:: Do this ::
Set down each record below precisely, skipping the pictures.

:: Data provided ::
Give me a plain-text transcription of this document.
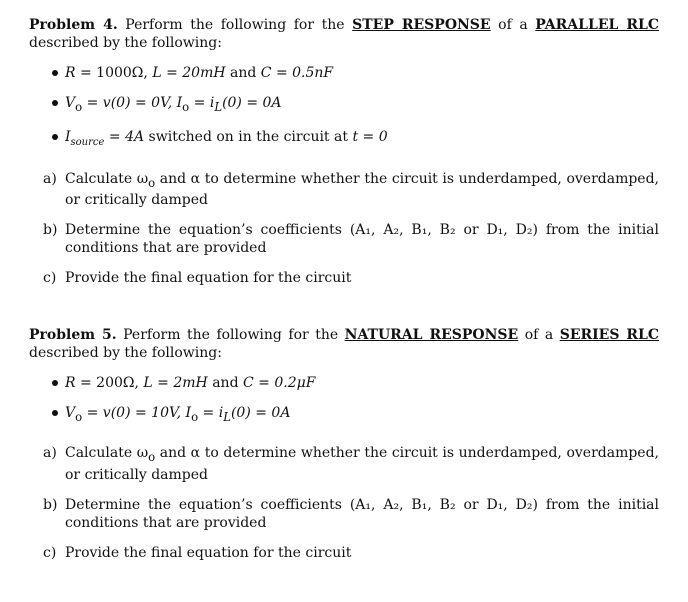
Problem 4. Perform the following for the STEP RESPONSE of a PARALLEL RLC described by the following:

R = 1000Ω, L = 20mH and C = 0.5nF
$V_o = v(0) = 0V$, $I_o = i_L(0) = 0A$
$I_{source} = 4A$ switched on in the circuit at t = 0
a) Calculate $\omega_o$ and α to determine whether the circuit is underdamped, overdamped, or critically damped
b) Determine the equation’s coefficients (A₁, A₂, B₁, B₂ or D₁, D₂) from the initial conditions that are provided
c) Provide the final equation for the circuit

Problem 5. Perform the following for the NATURAL RESPONSE of a SERIES RLC described by the following:

R = 200Ω, L = 2mH and C = 0.2μF
$V_o = v(0) = 10V$, $I_o = i_L(0) = 0A$
a) Calculate $\omega_o$ and α to determine whether the circuit is underdamped, overdamped, or critically damped
b) Determine the equation’s coefficients (A₁, A₂, B₁, B₂ or D₁, D₂) from the initial conditions that are provided
c) Provide the final equation for the circuit
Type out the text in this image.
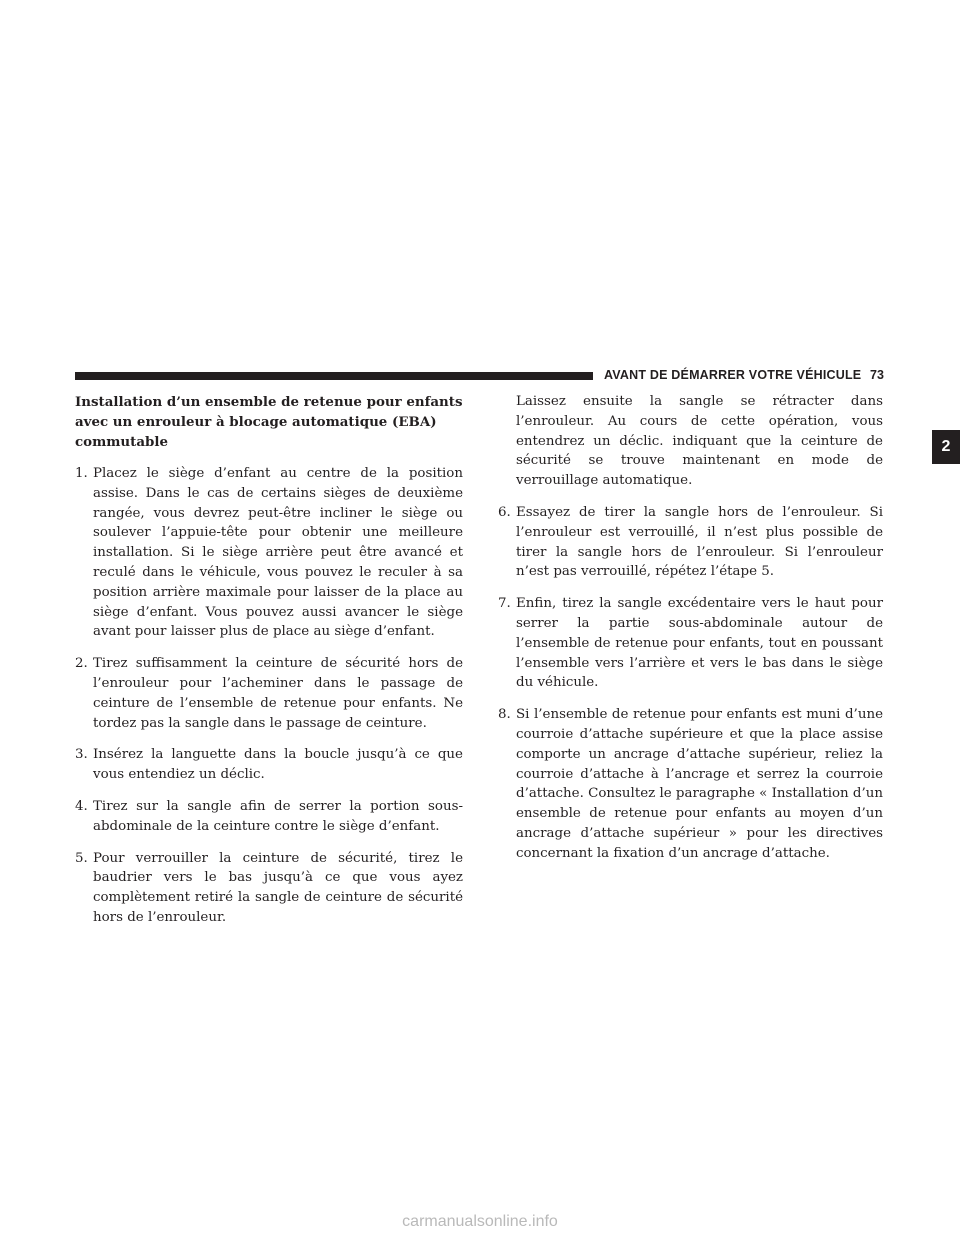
AVANT DE DÉMARRER VOTRE VÉHICULE 73
2
Installation d’un ensemble de retenue pour enfants avec un enrouleur à blocage automatique (EBA) commutable
1. Placez le siège d’enfant au centre de la position assise. Dans le cas de certains sièges de deuxième rangée, vous devrez peut-être incliner le siège ou soulever l’appuie-tête pour obtenir une meilleure installation. Si le siège arrière peut être avancé et reculé dans le véhicule, vous pouvez le reculer à sa position arrière maximale pour laisser de la place au siège d’enfant. Vous pouvez aussi avancer le siège avant pour laisser plus de place au siège d’enfant.
2. Tirez suffisamment la ceinture de sécurité hors de l’enrouleur pour l’acheminer dans le passage de ceinture de l’ensemble de retenue pour enfants. Ne tordez pas la sangle dans le passage de ceinture.
3. Insérez la languette dans la boucle jusqu’à ce que vous entendiez un déclic.
4. Tirez sur la sangle afin de serrer la portion sous-abdominale de la ceinture contre le siège d’enfant.
5. Pour verrouiller la ceinture de sécurité, tirez le baudrier vers le bas jusqu’à ce que vous ayez complètement retiré la sangle de ceinture de sécurité hors de l’enrouleur.
Laissez ensuite la sangle se rétracter dans l’enrouleur. Au cours de cette opération, vous entendrez un déclic. indiquant que la ceinture de sécurité se trouve maintenant en mode de verrouillage automatique.
6. Essayez de tirer la sangle hors de l’enrouleur. Si l’enrouleur est verrouillé, il n’est plus possible de tirer la sangle hors de l’enrouleur. Si l’enrouleur n’est pas verrouillé, répétez l’étape 5.
7. Enfin, tirez la sangle excédentaire vers le haut pour serrer la partie sous-abdominale autour de l’ensemble de retenue pour enfants, tout en poussant l’ensemble vers l’arrière et vers le bas dans le siège du véhicule.
8. Si l’ensemble de retenue pour enfants est muni d’une courroie d’attache supérieure et que la place assise comporte un ancrage d’attache supérieur, reliez la courroie d’attache à l’ancrage et serrez la courroie d’attache. Consultez le paragraphe « Installation d’un ensemble de retenue pour enfants au moyen d’un ancrage d’attache supérieur » pour les directives concernant la fixation d’un ancrage d’attache.
carmanualsonline.info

:: Task output ::
Give me a plain-text transcription of this document.
Problem 4. Perform the following for the STEP RESPONSE of a PARALLEL RLC described by the following:

R = 1000Ω, L = 20mH and C = 0.5nF
$V_o = v(0) = 0V$, $I_o = i_L(0) = 0A$
$I_{source} = 4A$ switched on in the circuit at t = 0
a) Calculate $\omega_o$ and α to determine whether the circuit is underdamped, overdamped, or critically damped
b) Determine the equation’s coefficients (A₁, A₂, B₁, B₂ or D₁, D₂) from the initial conditions that are provided
c) Provide the final equation for the circuit

Problem 5. Perform the following for the NATURAL RESPONSE of a SERIES RLC described by the following:

R = 200Ω, L = 2mH and C = 0.2μF
$V_o = v(0) = 10V$, $I_o = i_L(0) = 0A$
a) Calculate $\omega_o$ and α to determine whether the circuit is underdamped, overdamped, or critically damped
b) Determine the equation’s coefficients (A₁, A₂, B₁, B₂ or D₁, D₂) from the initial conditions that are provided
c) Provide the final equation for the circuit
Type out the text in this image.
AVANT DE DÉMARRER VOTRE VÉHICULE 73
2
Installation d’un ensemble de retenue pour enfants avec un enrouleur à blocage automatique (EBA) commutable
1. Placez le siège d’enfant au centre de la position assise. Dans le cas de certains sièges de deuxième rangée, vous devrez peut-être incliner le siège ou soulever l’appuie-tête pour obtenir une meilleure installation. Si le siège arrière peut être avancé et reculé dans le véhicule, vous pouvez le reculer à sa position arrière maximale pour laisser de la place au siège d’enfant. Vous pouvez aussi avancer le siège avant pour laisser plus de place au siège d’enfant.
2. Tirez suffisamment la ceinture de sécurité hors de l’enrouleur pour l’acheminer dans le passage de ceinture de l’ensemble de retenue pour enfants. Ne tordez pas la sangle dans le passage de ceinture.
3. Insérez la languette dans la boucle jusqu’à ce que vous entendiez un déclic.
4. Tirez sur la sangle afin de serrer la portion sous-abdominale de la ceinture contre le siège d’enfant.
5. Pour verrouiller la ceinture de sécurité, tirez le baudrier vers le bas jusqu’à ce que vous ayez complètement retiré la sangle de ceinture de sécurité hors de l’enrouleur.
Laissez ensuite la sangle se rétracter dans l’enrouleur. Au cours de cette opération, vous entendrez un déclic. indiquant que la ceinture de sécurité se trouve maintenant en mode de verrouillage automatique.
6. Essayez de tirer la sangle hors de l’enrouleur. Si l’enrouleur est verrouillé, il n’est plus possible de tirer la sangle hors de l’enrouleur. Si l’enrouleur n’est pas verrouillé, répétez l’étape 5.
7. Enfin, tirez la sangle excédentaire vers le haut pour serrer la partie sous-abdominale autour de l’ensemble de retenue pour enfants, tout en poussant l’ensemble vers l’arrière et vers le bas dans le siège du véhicule.
8. Si l’ensemble de retenue pour enfants est muni d’une courroie d’attache supérieure et que la place assise comporte un ancrage d’attache supérieur, reliez la courroie d’attache à l’ancrage et serrez la courroie d’attache. Consultez le paragraphe « Installation d’un ensemble de retenue pour enfants au moyen d’un ancrage d’attache supérieur » pour les directives concernant la fixation d’un ancrage d’attache.
carmanualsonline.info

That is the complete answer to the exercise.